→ Task instructions
Output the full listing word for word.

→ Provided data
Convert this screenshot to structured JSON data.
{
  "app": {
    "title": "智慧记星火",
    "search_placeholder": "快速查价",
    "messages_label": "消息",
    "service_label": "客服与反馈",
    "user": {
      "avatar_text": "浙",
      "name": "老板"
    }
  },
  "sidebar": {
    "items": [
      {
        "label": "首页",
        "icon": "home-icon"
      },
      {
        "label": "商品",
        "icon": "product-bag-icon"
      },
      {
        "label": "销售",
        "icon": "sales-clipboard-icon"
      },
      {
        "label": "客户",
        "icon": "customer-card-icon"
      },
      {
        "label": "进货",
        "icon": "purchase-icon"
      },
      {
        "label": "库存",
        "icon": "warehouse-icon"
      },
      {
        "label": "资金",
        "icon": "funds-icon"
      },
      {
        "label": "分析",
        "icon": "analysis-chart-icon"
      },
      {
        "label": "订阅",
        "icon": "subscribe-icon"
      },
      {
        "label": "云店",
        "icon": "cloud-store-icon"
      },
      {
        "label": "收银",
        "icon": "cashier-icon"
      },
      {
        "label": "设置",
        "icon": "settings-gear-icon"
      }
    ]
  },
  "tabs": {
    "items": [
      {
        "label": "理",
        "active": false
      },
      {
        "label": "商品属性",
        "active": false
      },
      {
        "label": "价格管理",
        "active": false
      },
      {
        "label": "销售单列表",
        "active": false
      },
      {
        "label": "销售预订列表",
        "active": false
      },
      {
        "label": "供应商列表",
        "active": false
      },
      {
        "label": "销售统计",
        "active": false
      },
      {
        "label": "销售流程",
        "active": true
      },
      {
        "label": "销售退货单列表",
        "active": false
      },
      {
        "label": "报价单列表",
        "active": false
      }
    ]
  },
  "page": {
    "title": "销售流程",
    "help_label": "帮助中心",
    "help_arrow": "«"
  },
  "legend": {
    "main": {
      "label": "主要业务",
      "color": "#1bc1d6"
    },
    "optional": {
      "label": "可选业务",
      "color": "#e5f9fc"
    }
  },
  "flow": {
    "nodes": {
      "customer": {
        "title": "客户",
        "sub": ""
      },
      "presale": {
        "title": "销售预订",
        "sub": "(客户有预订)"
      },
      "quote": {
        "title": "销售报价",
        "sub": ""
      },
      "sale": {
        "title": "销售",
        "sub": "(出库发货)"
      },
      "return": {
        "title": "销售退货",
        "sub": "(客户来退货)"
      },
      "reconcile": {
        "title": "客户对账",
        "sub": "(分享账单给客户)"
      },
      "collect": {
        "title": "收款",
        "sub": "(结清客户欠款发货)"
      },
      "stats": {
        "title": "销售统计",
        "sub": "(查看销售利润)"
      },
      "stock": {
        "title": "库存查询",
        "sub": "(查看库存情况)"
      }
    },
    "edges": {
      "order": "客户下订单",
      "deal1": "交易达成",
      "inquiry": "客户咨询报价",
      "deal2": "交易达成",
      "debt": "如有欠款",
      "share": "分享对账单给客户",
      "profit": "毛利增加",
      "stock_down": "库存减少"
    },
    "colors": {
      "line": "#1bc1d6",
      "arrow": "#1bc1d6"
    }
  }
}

→ Output
Convert this screenshot to structured JSON data.
{
  "app": {
    "title": "智慧记星火",
    "search_placeholder": "快速查价",
    "messages_label": "消息",
    "service_label": "客服与反馈",
    "user": {
      "avatar_text": "浙",
      "name": "老板"
    }
  },
  "sidebar": {
    "items": [
      {
        "label": "首页",
        "icon": "home-icon"
      },
      {
        "label": "商品",
        "icon": "product-bag-icon"
      },
      {
        "label": "销售",
        "icon": "sales-clipboard-icon"
      },
      {
        "label": "客户",
        "icon": "customer-card-icon"
      },
      {
        "label": "进货",
        "icon": "purchase-icon"
      },
      {
        "label": "库存",
        "icon": "warehouse-icon"
      },
      {
        "label": "资金",
        "icon": "funds-icon"
      },
      {
        "label": "分析",
        "icon": "analysis-chart-icon"
      },
      {
        "label": "订阅",
        "icon": "subscribe-icon"
      },
      {
        "label": "云店",
        "icon": "cloud-store-icon"
      },
      {
        "label": "收银",
        "icon": "cashier-icon"
      },
      {
        "label": "设置",
        "icon": "settings-gear-icon"
      }
    ]
  },
  "tabs": {
    "items": [
      {
        "label": "理",
        "active": false
      },
      {
        "label": "商品属性",
        "active": false
      },
      {
        "label": "价格管理",
        "active": false
      },
      {
        "label": "销售单列表",
        "active": false
      },
      {
        "label": "销售预订列表",
        "active": false
      },
      {
        "label": "供应商列表",
        "active": false
      },
      {
        "label": "销售统计",
        "active": false
      },
      {
        "label": "销售流程",
        "active": true
      },
      {
        "label": "销售退货单列表",
        "active": false
      },
      {
        "label": "报价单列表",
        "active": false
      }
    ]
  },
  "page": {
    "title": "销售流程",
    "help_label": "帮助中心",
    "help_arrow": "«"
  },
  "legend": {
    "main": {
      "label": "主要业务",
      "color": "#1bc1d6"
    },
    "optional": {
      "label": "可选业务",
      "color": "#e5f9fc"
    }
  },
  "flow": {
    "nodes": {
      "customer": {
        "title": "客户",
        "sub": ""
      },
      "presale": {
        "title": "销售预订",
        "sub": "(客户有预订)"
      },
      "quote": {
        "title": "销售报价",
        "sub": ""
      },
      "sale": {
        "title": "销售",
        "sub": "(出库发货)"
      },
      "return": {
        "title": "销售退货",
        "sub": "(客户来退货)"
      },
      "reconcile": {
        "title": "客户对账",
        "sub": "(分享账单给客户)"
      },
      "collect": {
        "title": "收款",
        "sub": "(结清客户欠款发货)"
      },
      "stats": {
        "title": "销售统计",
        "sub": "(查看销售利润)"
      },
      "stock": {
        "title": "库存查询",
        "sub": "(查看库存情况)"
      }
    },
    "edges": {
      "order": "客户下订单",
      "deal1": "交易达成",
      "inquiry": "客户咨询报价",
      "deal2": "交易达成",
      "debt": "如有欠款",
      "share": "分享对账单给客户",
      "profit": "毛利增加",
      "stock_down": "库存减少"
    },
    "colors": {
      "line": "#1bc1d6",
      "arrow": "#1bc1d6"
    }
  }
}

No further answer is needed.